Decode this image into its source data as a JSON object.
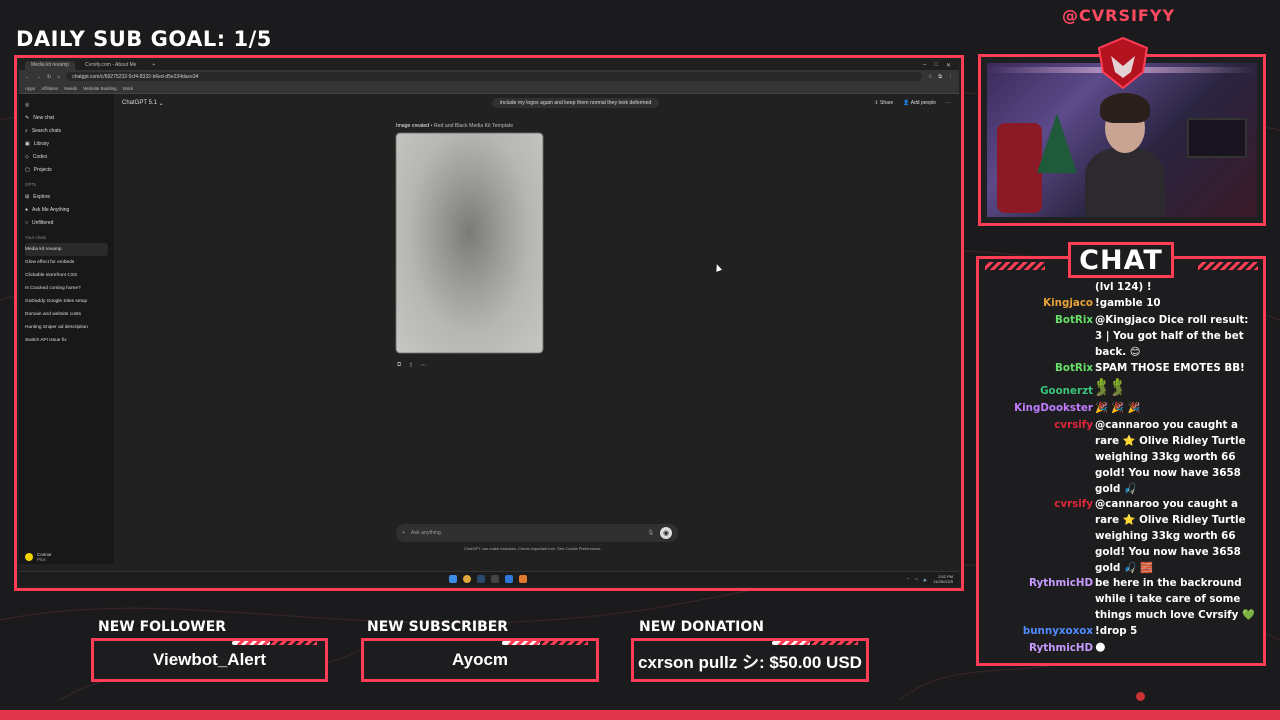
{
  "overlay": {
    "goal": "DAILY SUB GOAL: 1/5",
    "handle": "@CVRSIFYY",
    "chat_title": "CHAT",
    "accent": "#ff3d55"
  },
  "browser": {
    "tabs": [
      "Media kit revamp",
      "Cvrsify.com - About Me"
    ],
    "url": "chatgpt.com/c/69275232-5cf4-8332-b6ed-d5e234dace34",
    "bookmarks": [
      "Apps",
      "Affiliates",
      "Needs",
      "Website Building",
      "Work"
    ]
  },
  "chatgpt": {
    "model": "ChatGPT 5.1",
    "sidebar_top": [
      "New chat",
      "Search chats",
      "Library",
      "Codex",
      "Projects"
    ],
    "gpts_label": "GPTs",
    "gpts": [
      "Explore",
      "Ask Me Anything",
      "Unfiltered"
    ],
    "chats_label": "Your chats",
    "chats": [
      "Media kit revamp",
      "Glow effect for embeds",
      "Clickable storefront CSS",
      "Is Cracked coming home?",
      "GoDaddy Google Sites setup",
      "Domain and website costs",
      "Hunting Sniper ad description",
      "Switch API issue fix"
    ],
    "user_name": "Connor",
    "user_plan": "Plus",
    "user_message": "include my logos again and keep them normal they look deformed",
    "share": "Share",
    "add_people": "Add people",
    "image_caption_prefix": "Image created",
    "image_caption_title": "Red and Black Media Kit Template",
    "composer_placeholder": "Ask anything",
    "disclaimer": "ChatGPT can make mistakes. Check important info. See Cookie Preferences.",
    "clock_time": "2:52 PM",
    "clock_date": "11/26/2025"
  },
  "chat_messages": [
    {
      "name": "",
      "text": "(lvl 124) !",
      "color": "#ffffff"
    },
    {
      "name": "Kingjaco",
      "text": "!gamble 10",
      "color": "#e8a23a"
    },
    {
      "name": "BotRix",
      "text": "@Kingjaco Dice roll result: 3 | You got half of the bet back. 😊",
      "color": "#66e066"
    },
    {
      "name": "BotRix",
      "text": "SPAM THOSE EMOTES BB! 🌵 🌵",
      "color": "#66e066"
    },
    {
      "name": "Goonerzt",
      "text": "🐊 🐊",
      "color": "#3cc47a"
    },
    {
      "name": "KingDookster",
      "text": "🎉 🎉 🎉",
      "color": "#c07cff"
    },
    {
      "name": "cvrsify",
      "text": "@cannaroo you caught a rare ⭐ Olive Ridley Turtle weighing 33kg worth 66 gold! You now have 3658 gold 🎣",
      "color": "#e0273a"
    },
    {
      "name": "cvrsify",
      "text": "@cannaroo you caught a rare ⭐ Olive Ridley Turtle weighing 33kg worth 66 gold! You now have 3658 gold 🎣 🧱",
      "color": "#e0273a"
    },
    {
      "name": "RythmicHD",
      "text": "be here in the backround while i take care of some things much love Cvrsify 💚",
      "color": "#c79bff"
    },
    {
      "name": "bunnyxoxox",
      "text": "!drop 5",
      "color": "#4f8bff"
    },
    {
      "name": "RythmicHD",
      "text": "🌑",
      "color": "#c79bff"
    }
  ],
  "alerts": {
    "follower_label": "NEW FOLLOWER",
    "follower_value": "Viewbot_Alert",
    "subscriber_label": "NEW SUBSCRIBER",
    "subscriber_value": "Ayocm",
    "donation_label": "NEW DONATION",
    "donation_value": "cxrson pullz シ: $50.00 USD"
  }
}
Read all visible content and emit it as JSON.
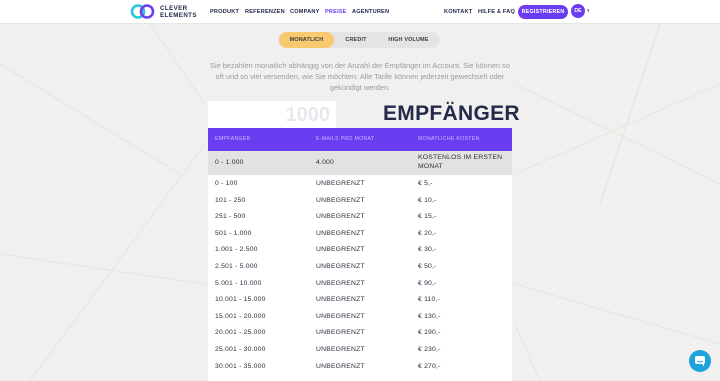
{
  "header": {
    "logo_line1": "CLEVER",
    "logo_line2": "ELEMENTS",
    "nav": [
      "PRODUKT",
      "REFERENZEN",
      "COMPANY",
      "PREISE",
      "AGENTUREN"
    ],
    "nav_active": "PREISE",
    "right_links": [
      "KONTAKT",
      "HILFE & FAQ"
    ],
    "register_label": "REGISTRIEREN",
    "language": "DE"
  },
  "toggle": [
    "MONATLICH",
    "CREDIT",
    "HIGH VOLUME"
  ],
  "toggle_active": "MONATLICH",
  "intro": "Sie bezahlen monatlich abhängig von der Anzahl der Empfänger im Account. Sie können so oft und so viel versenden, wie Sie möchten. Alle Tarife können jederzeit gewechselt oder gekündigt werden.",
  "recipient_input": "1000",
  "recipient_label": "EMPFÄNGER",
  "table": {
    "headers": [
      "EMPFÄNGER",
      "E-MAILS PRO MONAT",
      "MONATLICHE KOSTEN"
    ],
    "rows": [
      [
        "0 - 1.000",
        "4.000",
        "KOSTENLOS IM ERSTEN MONAT"
      ],
      [
        "0 - 100",
        "UNBEGRENZT",
        "€ 5,-"
      ],
      [
        "101 - 250",
        "UNBEGRENZT",
        "€ 10,-"
      ],
      [
        "251 - 500",
        "UNBEGRENZT",
        "€ 15,-"
      ],
      [
        "501 - 1.000",
        "UNBEGRENZT",
        "€ 20,-"
      ],
      [
        "1.001 - 2.500",
        "UNBEGRENZT",
        "€ 30,-"
      ],
      [
        "2.501 - 5.000",
        "UNBEGRENZT",
        "€ 50,-"
      ],
      [
        "5.001 - 10.000",
        "UNBEGRENZT",
        "€ 90,-"
      ],
      [
        "10.001 - 15.000",
        "UNBEGRENZT",
        "€ 110,-"
      ],
      [
        "15.001 - 20.000",
        "UNBEGRENZT",
        "€ 130,-"
      ],
      [
        "20.001 - 25.000",
        "UNBEGRENZT",
        "€ 190,-"
      ],
      [
        "25.001 - 30.000",
        "UNBEGRENZT",
        "€ 230,-"
      ],
      [
        "30.001 - 35.000",
        "UNBEGRENZT",
        "€ 270,-"
      ]
    ]
  },
  "colors": {
    "accent": "#6a3df0",
    "toggle_active": "#f8c96f",
    "chat": "#1ea3dc"
  },
  "icons": [
    "clever-elements-logo-icon",
    "chevron-down-icon",
    "chat-icon"
  ]
}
───
## WORK TO DO
Copy every entry word for word, but omit the pictures.

## WORKED ANSWER
Decode this image into its source data as a JSON object.
{
  "overlay": {
    "goal": "DAILY SUB GOAL: 1/5",
    "handle": "@CVRSIFYY",
    "chat_title": "CHAT",
    "accent": "#ff3d55"
  },
  "browser": {
    "tabs": [
      "Media kit revamp",
      "Cvrsify.com - About Me"
    ],
    "url": "chatgpt.com/c/69275232-5cf4-8332-b6ed-d5e234dace34",
    "bookmarks": [
      "Apps",
      "Affiliates",
      "Needs",
      "Website Building",
      "Work"
    ]
  },
  "chatgpt": {
    "model": "ChatGPT 5.1",
    "sidebar_top": [
      "New chat",
      "Search chats",
      "Library",
      "Codex",
      "Projects"
    ],
    "gpts_label": "GPTs",
    "gpts": [
      "Explore",
      "Ask Me Anything",
      "Unfiltered"
    ],
    "chats_label": "Your chats",
    "chats": [
      "Media kit revamp",
      "Glow effect for embeds",
      "Clickable storefront CSS",
      "Is Cracked coming home?",
      "GoDaddy Google Sites setup",
      "Domain and website costs",
      "Hunting Sniper ad description",
      "Switch API issue fix"
    ],
    "user_name": "Connor",
    "user_plan": "Plus",
    "user_message": "include my logos again and keep them normal they look deformed",
    "share": "Share",
    "add_people": "Add people",
    "image_caption_prefix": "Image created",
    "image_caption_title": "Red and Black Media Kit Template",
    "composer_placeholder": "Ask anything",
    "disclaimer": "ChatGPT can make mistakes. Check important info. See Cookie Preferences.",
    "clock_time": "2:52 PM",
    "clock_date": "11/26/2025"
  },
  "chat_messages": [
    {
      "name": "",
      "text": "(lvl 124) !",
      "color": "#ffffff"
    },
    {
      "name": "Kingjaco",
      "text": "!gamble 10",
      "color": "#e8a23a"
    },
    {
      "name": "BotRix",
      "text": "@Kingjaco Dice roll result: 3 | You got half of the bet back. 😊",
      "color": "#66e066"
    },
    {
      "name": "BotRix",
      "text": "SPAM THOSE EMOTES BB! 🌵 🌵",
      "color": "#66e066"
    },
    {
      "name": "Goonerzt",
      "text": "🐊 🐊",
      "color": "#3cc47a"
    },
    {
      "name": "KingDookster",
      "text": "🎉 🎉 🎉",
      "color": "#c07cff"
    },
    {
      "name": "cvrsify",
      "text": "@cannaroo you caught a rare ⭐ Olive Ridley Turtle weighing 33kg worth 66 gold! You now have 3658 gold 🎣",
      "color": "#e0273a"
    },
    {
      "name": "cvrsify",
      "text": "@cannaroo you caught a rare ⭐ Olive Ridley Turtle weighing 33kg worth 66 gold! You now have 3658 gold 🎣 🧱",
      "color": "#e0273a"
    },
    {
      "name": "RythmicHD",
      "text": "be here in the backround while i take care of some things much love Cvrsify 💚",
      "color": "#c79bff"
    },
    {
      "name": "bunnyxoxox",
      "text": "!drop 5",
      "color": "#4f8bff"
    },
    {
      "name": "RythmicHD",
      "text": "🌑",
      "color": "#c79bff"
    }
  ],
  "alerts": {
    "follower_label": "NEW FOLLOWER",
    "follower_value": "Viewbot_Alert",
    "subscriber_label": "NEW SUBSCRIBER",
    "subscriber_value": "Ayocm",
    "donation_label": "NEW DONATION",
    "donation_value": "cxrson pullz シ: $50.00 USD"
  }
}
Read all visible content and emit it as JSON.
{
  "header": {
    "logo_line1": "CLEVER",
    "logo_line2": "ELEMENTS",
    "nav": [
      "PRODUKT",
      "REFERENZEN",
      "COMPANY",
      "PREISE",
      "AGENTUREN"
    ],
    "nav_active": "PREISE",
    "right_links": [
      "KONTAKT",
      "HILFE & FAQ"
    ],
    "register_label": "REGISTRIEREN",
    "language": "DE"
  },
  "toggle": [
    "MONATLICH",
    "CREDIT",
    "HIGH VOLUME"
  ],
  "toggle_active": "MONATLICH",
  "intro": "Sie bezahlen monatlich abhängig von der Anzahl der Empfänger im Account. Sie können so oft und so viel versenden, wie Sie möchten. Alle Tarife können jederzeit gewechselt oder gekündigt werden.",
  "recipient_input": "1000",
  "recipient_label": "EMPFÄNGER",
  "table": {
    "headers": [
      "EMPFÄNGER",
      "E-MAILS PRO MONAT",
      "MONATLICHE KOSTEN"
    ],
    "rows": [
      [
        "0 - 1.000",
        "4.000",
        "KOSTENLOS IM ERSTEN MONAT"
      ],
      [
        "0 - 100",
        "UNBEGRENZT",
        "€ 5,-"
      ],
      [
        "101 - 250",
        "UNBEGRENZT",
        "€ 10,-"
      ],
      [
        "251 - 500",
        "UNBEGRENZT",
        "€ 15,-"
      ],
      [
        "501 - 1.000",
        "UNBEGRENZT",
        "€ 20,-"
      ],
      [
        "1.001 - 2.500",
        "UNBEGRENZT",
        "€ 30,-"
      ],
      [
        "2.501 - 5.000",
        "UNBEGRENZT",
        "€ 50,-"
      ],
      [
        "5.001 - 10.000",
        "UNBEGRENZT",
        "€ 90,-"
      ],
      [
        "10.001 - 15.000",
        "UNBEGRENZT",
        "€ 110,-"
      ],
      [
        "15.001 - 20.000",
        "UNBEGRENZT",
        "€ 130,-"
      ],
      [
        "20.001 - 25.000",
        "UNBEGRENZT",
        "€ 190,-"
      ],
      [
        "25.001 - 30.000",
        "UNBEGRENZT",
        "€ 230,-"
      ],
      [
        "30.001 - 35.000",
        "UNBEGRENZT",
        "€ 270,-"
      ]
    ]
  },
  "colors": {
    "accent": "#6a3df0",
    "toggle_active": "#f8c96f",
    "chat": "#1ea3dc"
  },
  "icons": [
    "clever-elements-logo-icon",
    "chevron-down-icon",
    "chat-icon"
  ]
}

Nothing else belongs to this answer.